→ **Exercise**
Set down each line of the data below exactly as it stands, dropping the pictures.

## start Records to process

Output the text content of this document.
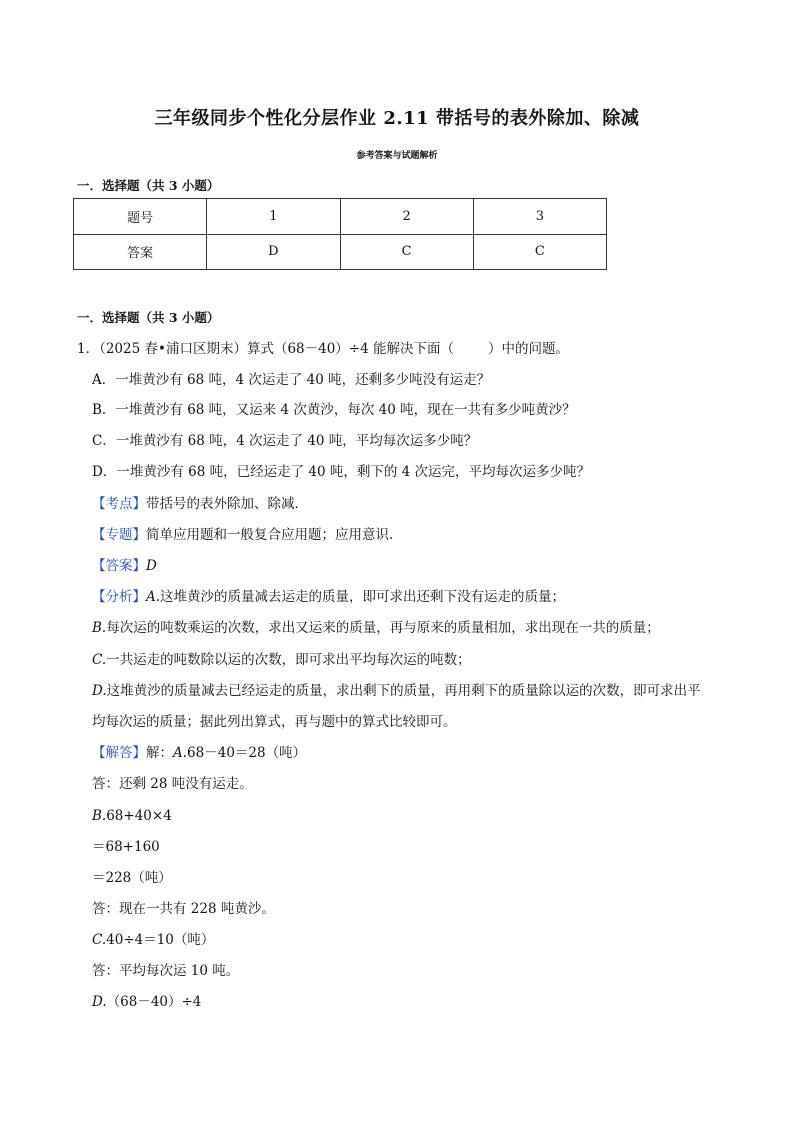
三年级同步个性化分层作业 2.11 带括号的表外除加、除减
参考答案与试题解析
一．选择题（共 3 小题）
题号	1	2	3
答案	D	C	C
一．选择题（共 3 小题）
1．（2025 春•浦口区期末）算式（68－40）÷4 能解决下面（	）中的问题。
A．一堆黄沙有 68 吨，4 次运走了 40 吨，还剩多少吨没有运走？
B．一堆黄沙有 68 吨，又运来 4 次黄沙，每次 40 吨，现在一共有多少吨黄沙？
C．一堆黄沙有 68 吨，4 次运走了 40 吨，平均每次运多少吨？
D．一堆黄沙有 68 吨，已经运走了 40 吨，剩下的 4 次运完，平均每次运多少吨？
【考点】带括号的表外除加、除减．
【专题】简单应用题和一般复合应用题；应用意识．
【答案】D
【分析】A.这堆黄沙的质量减去运走的质量，即可求出还剩下没有运走的质量；
B.每次运的吨数乘运的次数，求出又运来的质量，再与原来的质量相加，求出现在一共的质量；
C.一共运走的吨数除以运的次数，即可求出平均每次运的吨数；
D.这堆黄沙的质量减去已经运走的质量，求出剩下的质量，再用剩下的质量除以运的次数，即可求出平
均每次运的质量；据此列出算式，再与题中的算式比较即可。
【解答】解：A.68－40＝28（吨）
答：还剩 28 吨没有运走。
B.68+40×4
＝68+160
＝228（吨）
答：现在一共有 228 吨黄沙。
C.40÷4＝10（吨）
答：平均每次运 10 吨。
D.（68－40）÷4
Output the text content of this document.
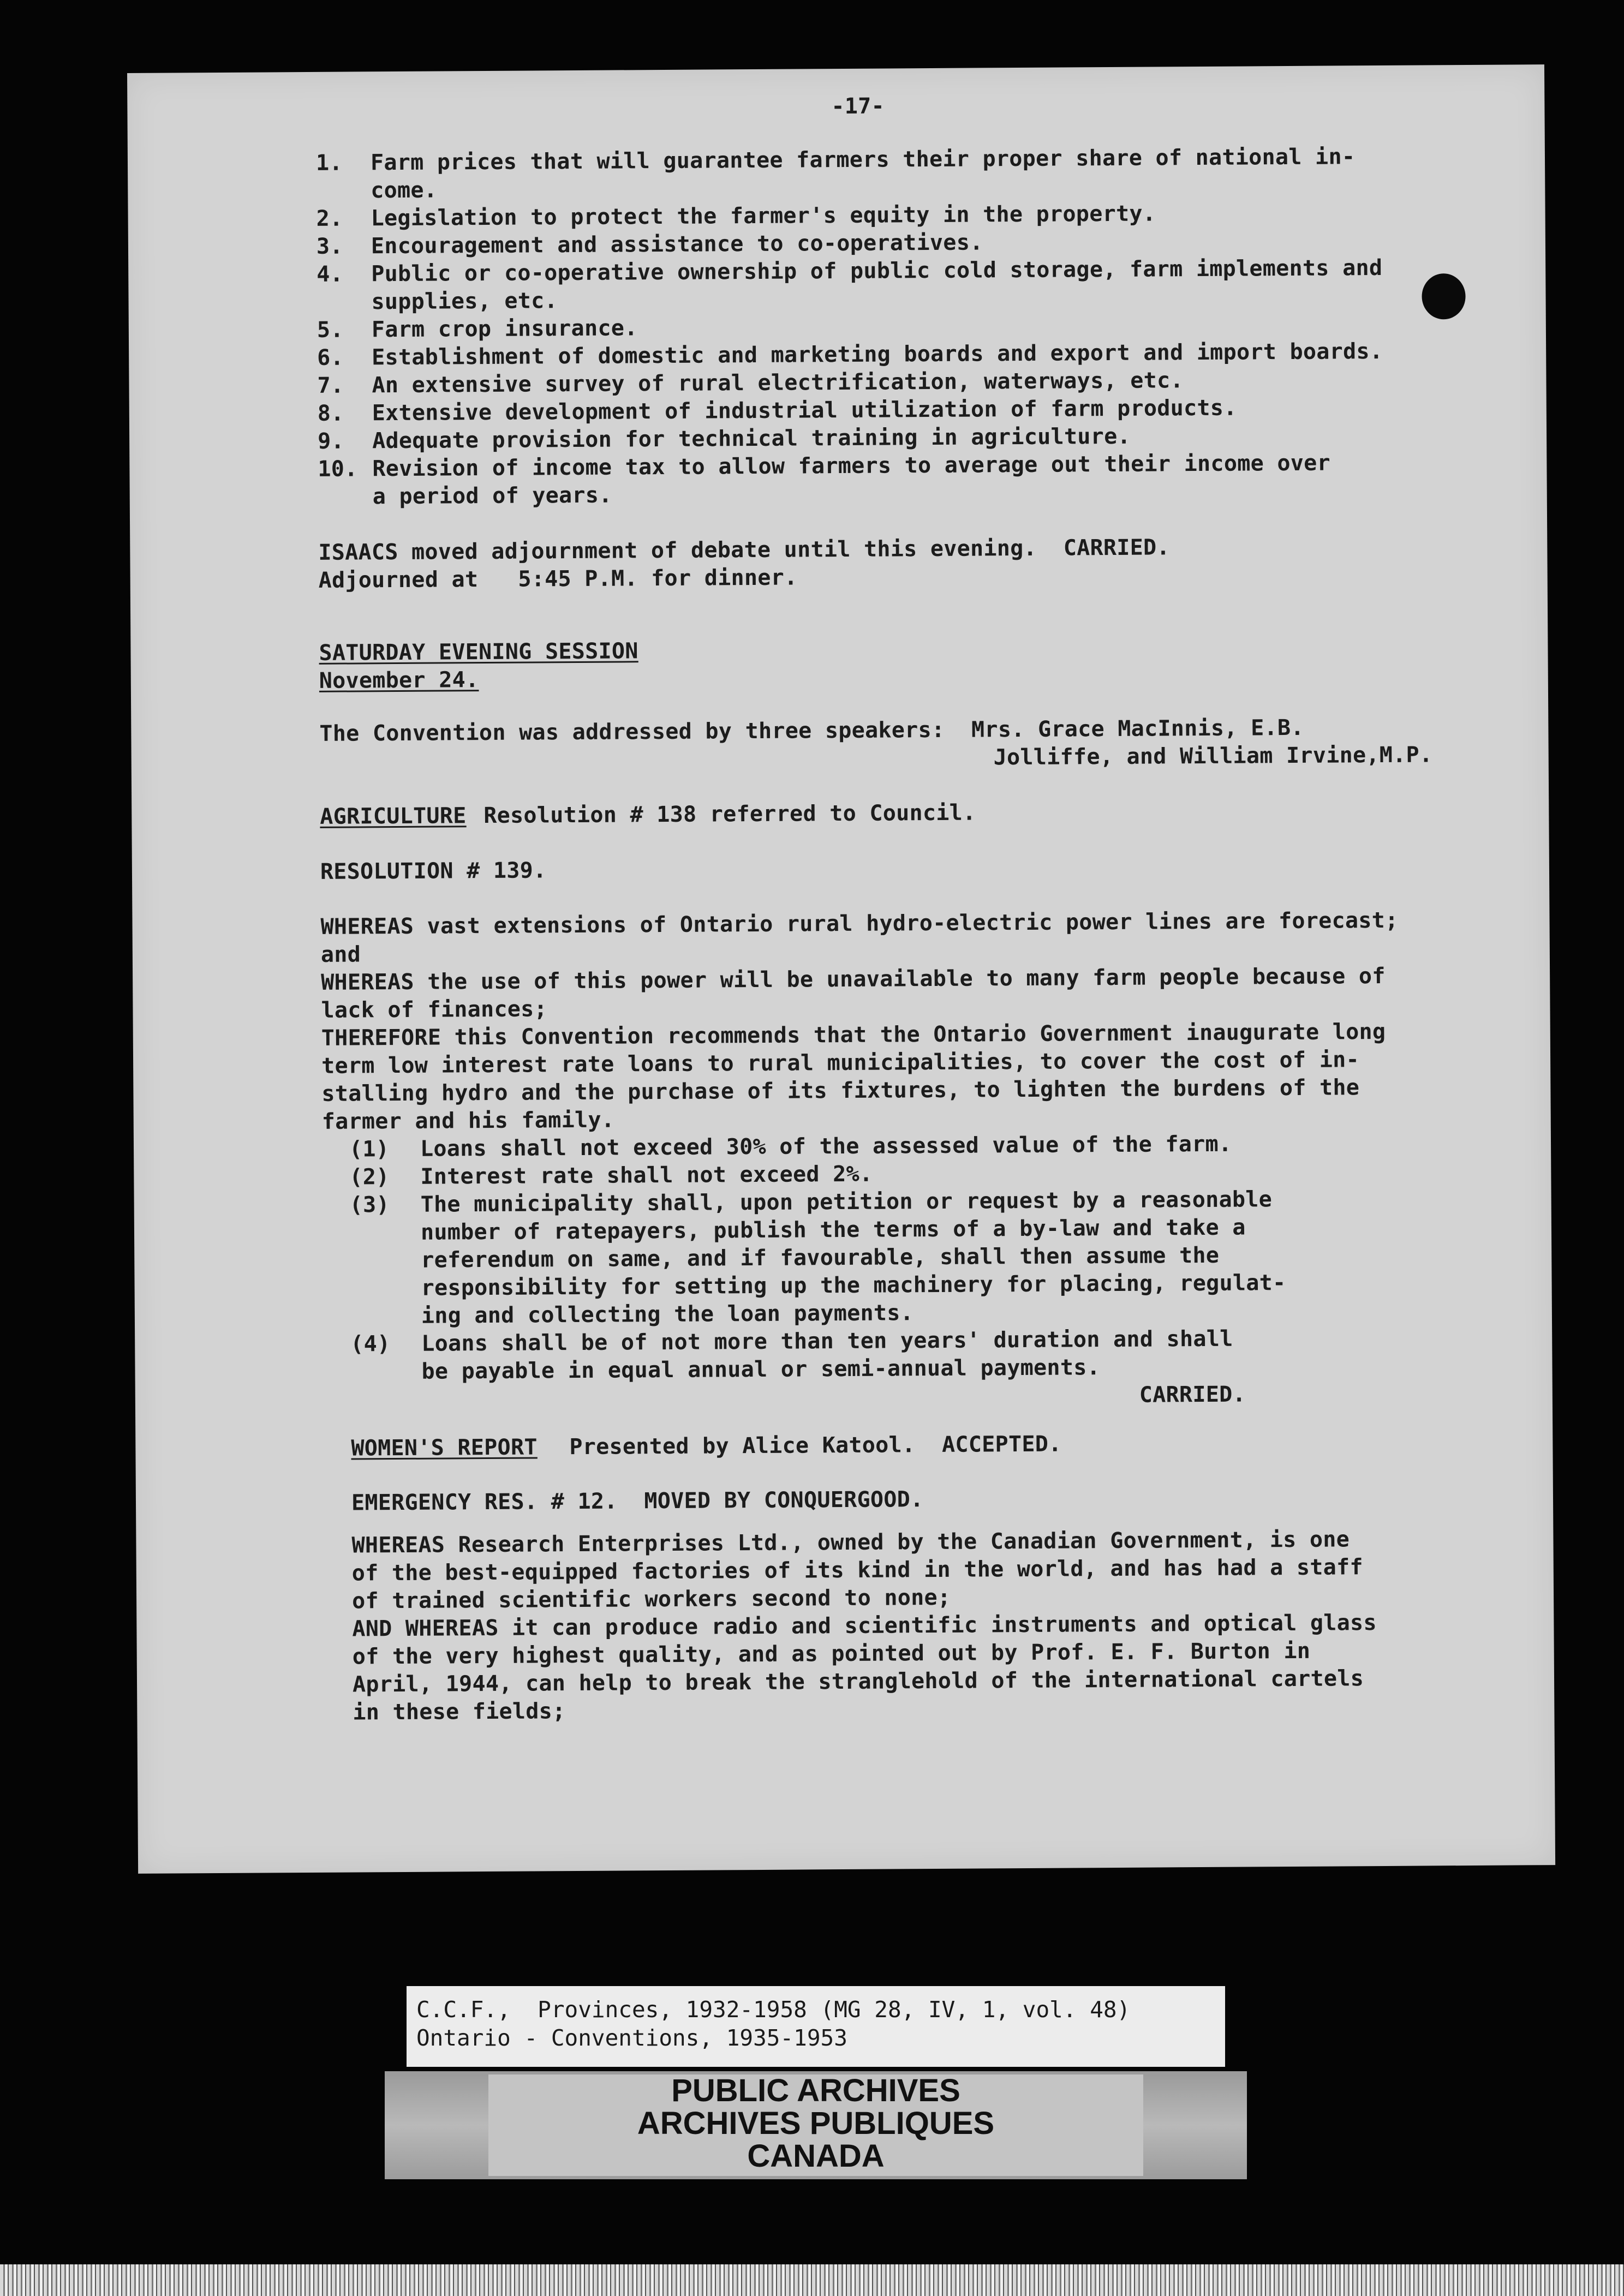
-17-
1. Farm prices that will guarantee farmers their proper share of national in-
come.
2. Legislation to protect the farmer's equity in the property.
3. Encouragement and assistance to co-operatives.
4. Public or co-operative ownership of public cold storage, farm implements and
supplies, etc.
5. Farm crop insurance.
6. Establishment of domestic and marketing boards and export and import boards.
7. An extensive survey of rural electrification, waterways, etc.
8. Extensive development of industrial utilization of farm products.
9. Adequate provision for technical training in agriculture.
10. Revision of income tax to allow farmers to average out their income over
a period of years.
ISAACS moved adjournment of debate until this evening.  CARRIED.
Adjourned at   5:45 P.M. for dinner.
SATURDAY EVENING SESSION
November 24.
The Convention was addressed by three speakers:  Mrs. Grace MacInnis, E.B.
Jolliffe, and William Irvine,M.P.
AGRICULTURE Resolution # 138 referred to Council.
RESOLUTION # 139.
WHEREAS vast extensions of Ontario rural hydro-electric power lines are forecast;
and
WHEREAS the use of this power will be unavailable to many farm people because of
lack of finances;
THEREFORE this Convention recommends that the Ontario Government inaugurate long
term low interest rate loans to rural municipalities, to cover the cost of in-
stalling hydro and the purchase of its fixtures, to lighten the burdens of the
farmer and his family.
(1) Loans shall not exceed 30% of the assessed value of the farm.
(2) Interest rate shall not exceed 2%.
(3) The municipality shall, upon petition or request by a reasonable
number of ratepayers, publish the terms of a by-law and take a
referendum on same, and if favourable, shall then assume the
responsibility for setting up the machinery for placing, regulat-
ing and collecting the loan payments.
(4) Loans shall be of not more than ten years' duration and shall
be payable in equal annual or semi-annual payments.
CARRIED.
WOMEN'S REPORT Presented by Alice Katool.  ACCEPTED.
EMERGENCY RES. # 12.  MOVED BY CONQUERGOOD.
WHEREAS Research Enterprises Ltd., owned by the Canadian Government, is one
of the best-equipped factories of its kind in the world, and has had a staff
of trained scientific workers second to none;
AND WHEREAS it can produce radio and scientific instruments and optical glass
of the very highest quality, and as pointed out by Prof. E. F. Burton in
April, 1944, can help to break the stranglehold of the international cartels
in these fields;
C.C.F.,  Provinces, 1932-1958 (MG 28, IV, 1, vol. 48)
Ontario - Conventions, 1935-1953
PUBLIC ARCHIVES
ARCHIVES PUBLIQUES
CANADA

## end Records to process

→ **Full answer**
Output the text content of this document.
三年级同步个性化分层作业 2.11 带括号的表外除加、除减
参考答案与试题解析
一．选择题（共 3 小题）
题号	1	2	3
答案	D	C	C
一．选择题（共 3 小题）
1．（2025 春•浦口区期末）算式（68－40）÷4 能解决下面（	）中的问题。
A．一堆黄沙有 68 吨，4 次运走了 40 吨，还剩多少吨没有运走？
B．一堆黄沙有 68 吨，又运来 4 次黄沙，每次 40 吨，现在一共有多少吨黄沙？
C．一堆黄沙有 68 吨，4 次运走了 40 吨，平均每次运多少吨？
D．一堆黄沙有 68 吨，已经运走了 40 吨，剩下的 4 次运完，平均每次运多少吨？
【考点】带括号的表外除加、除减．
【专题】简单应用题和一般复合应用题；应用意识．
【答案】D
【分析】A.这堆黄沙的质量减去运走的质量，即可求出还剩下没有运走的质量；
B.每次运的吨数乘运的次数，求出又运来的质量，再与原来的质量相加，求出现在一共的质量；
C.一共运走的吨数除以运的次数，即可求出平均每次运的吨数；
D.这堆黄沙的质量减去已经运走的质量，求出剩下的质量，再用剩下的质量除以运的次数，即可求出平
均每次运的质量；据此列出算式，再与题中的算式比较即可。
【解答】解：A.68－40＝28（吨）
答：还剩 28 吨没有运走。
B.68+40×4
＝68+160
＝228（吨）
答：现在一共有 228 吨黄沙。
C.40÷4＝10（吨）
答：平均每次运 10 吨。
D.（68－40）÷4
Output the text content of this document.
-17-
1. Farm prices that will guarantee farmers their proper share of national in-
come.
2. Legislation to protect the farmer's equity in the property.
3. Encouragement and assistance to co-operatives.
4. Public or co-operative ownership of public cold storage, farm implements and
supplies, etc.
5. Farm crop insurance.
6. Establishment of domestic and marketing boards and export and import boards.
7. An extensive survey of rural electrification, waterways, etc.
8. Extensive development of industrial utilization of farm products.
9. Adequate provision for technical training in agriculture.
10. Revision of income tax to allow farmers to average out their income over
a period of years.
ISAACS moved adjournment of debate until this evening.  CARRIED.
Adjourned at   5:45 P.M. for dinner.
SATURDAY EVENING SESSION
November 24.
The Convention was addressed by three speakers:  Mrs. Grace MacInnis, E.B.
Jolliffe, and William Irvine,M.P.
AGRICULTURE Resolution # 138 referred to Council.
RESOLUTION # 139.
WHEREAS vast extensions of Ontario rural hydro-electric power lines are forecast;
and
WHEREAS the use of this power will be unavailable to many farm people because of
lack of finances;
THEREFORE this Convention recommends that the Ontario Government inaugurate long
term low interest rate loans to rural municipalities, to cover the cost of in-
stalling hydro and the purchase of its fixtures, to lighten the burdens of the
farmer and his family.
(1) Loans shall not exceed 30% of the assessed value of the farm.
(2) Interest rate shall not exceed 2%.
(3) The municipality shall, upon petition or request by a reasonable
number of ratepayers, publish the terms of a by-law and take a
referendum on same, and if favourable, shall then assume the
responsibility for setting up the machinery for placing, regulat-
ing and collecting the loan payments.
(4) Loans shall be of not more than ten years' duration and shall
be payable in equal annual or semi-annual payments.
CARRIED.
WOMEN'S REPORT Presented by Alice Katool.  ACCEPTED.
EMERGENCY RES. # 12.  MOVED BY CONQUERGOOD.
WHEREAS Research Enterprises Ltd., owned by the Canadian Government, is one
of the best-equipped factories of its kind in the world, and has had a staff
of trained scientific workers second to none;
AND WHEREAS it can produce radio and scientific instruments and optical glass
of the very highest quality, and as pointed out by Prof. E. F. Burton in
April, 1944, can help to break the stranglehold of the international cartels
in these fields;
C.C.F.,  Provinces, 1932-1958 (MG 28, IV, 1, vol. 48)
Ontario - Conventions, 1935-1953
PUBLIC ARCHIVES
ARCHIVES PUBLIQUES
CANADA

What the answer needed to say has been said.